Short problem -
What is the count of lines that hold the word "CNPJ"? Give only the number.

Data items:

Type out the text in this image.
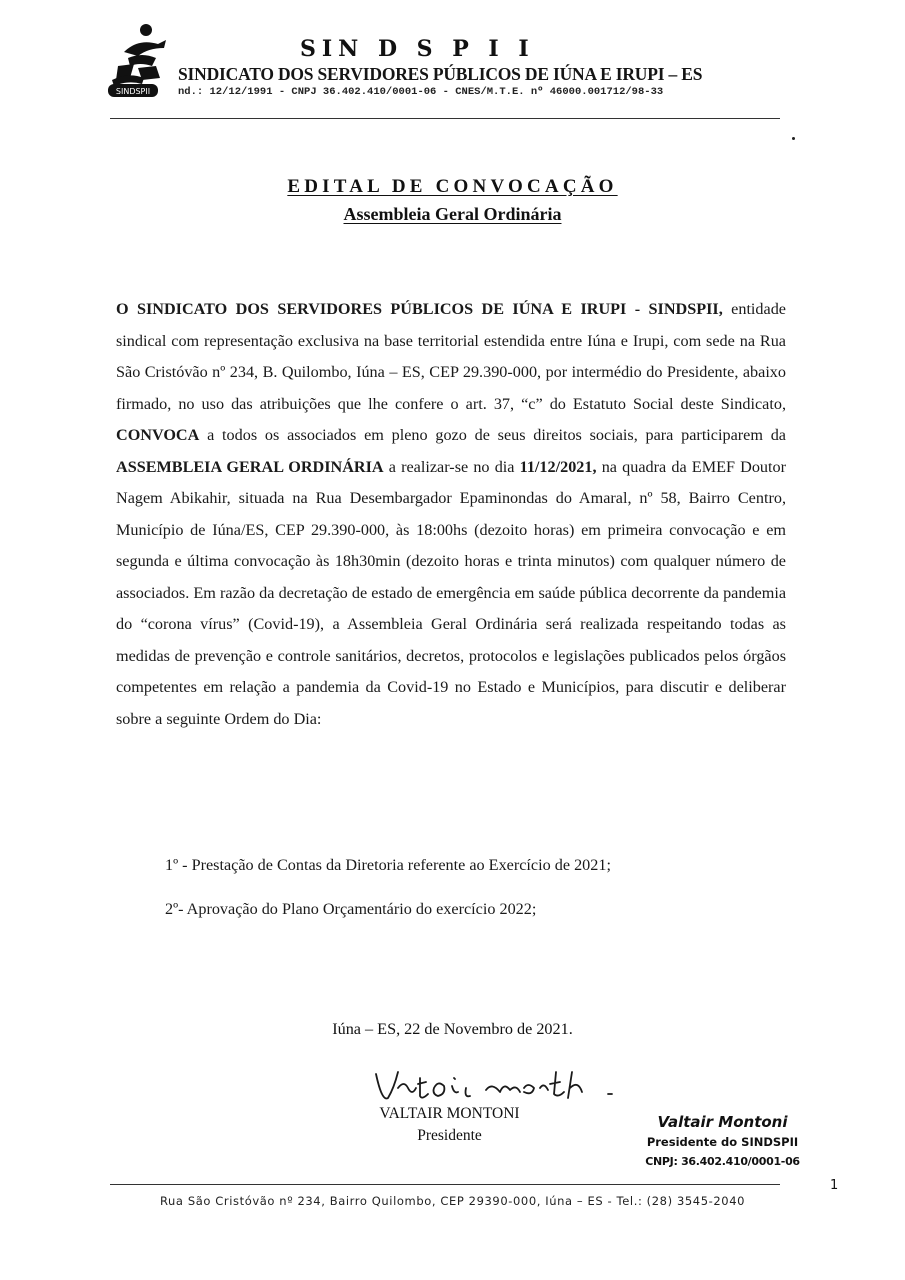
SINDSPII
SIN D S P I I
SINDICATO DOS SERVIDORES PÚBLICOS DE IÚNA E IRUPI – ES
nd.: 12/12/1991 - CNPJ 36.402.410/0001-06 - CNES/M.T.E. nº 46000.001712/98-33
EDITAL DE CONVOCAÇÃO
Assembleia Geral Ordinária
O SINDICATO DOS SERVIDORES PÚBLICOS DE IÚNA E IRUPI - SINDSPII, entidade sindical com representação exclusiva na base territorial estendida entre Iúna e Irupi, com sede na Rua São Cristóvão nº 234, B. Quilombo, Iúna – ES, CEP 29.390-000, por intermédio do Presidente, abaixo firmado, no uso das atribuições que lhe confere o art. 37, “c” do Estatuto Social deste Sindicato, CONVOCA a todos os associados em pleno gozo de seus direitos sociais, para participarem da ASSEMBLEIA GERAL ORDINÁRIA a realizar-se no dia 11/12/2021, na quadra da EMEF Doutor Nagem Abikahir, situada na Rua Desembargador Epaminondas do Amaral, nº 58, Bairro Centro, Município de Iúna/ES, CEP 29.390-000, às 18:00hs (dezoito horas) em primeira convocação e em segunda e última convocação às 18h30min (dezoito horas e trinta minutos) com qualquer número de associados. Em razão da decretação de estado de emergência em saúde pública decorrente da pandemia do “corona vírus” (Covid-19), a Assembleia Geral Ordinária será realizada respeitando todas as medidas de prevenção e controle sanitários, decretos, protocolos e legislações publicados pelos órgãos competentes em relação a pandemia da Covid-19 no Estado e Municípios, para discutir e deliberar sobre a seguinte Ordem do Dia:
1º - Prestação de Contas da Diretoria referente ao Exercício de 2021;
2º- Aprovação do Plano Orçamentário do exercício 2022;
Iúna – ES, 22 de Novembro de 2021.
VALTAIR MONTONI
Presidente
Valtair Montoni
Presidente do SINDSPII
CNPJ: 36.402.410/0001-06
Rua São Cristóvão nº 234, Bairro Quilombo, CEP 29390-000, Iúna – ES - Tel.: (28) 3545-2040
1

Answer to the problem -
2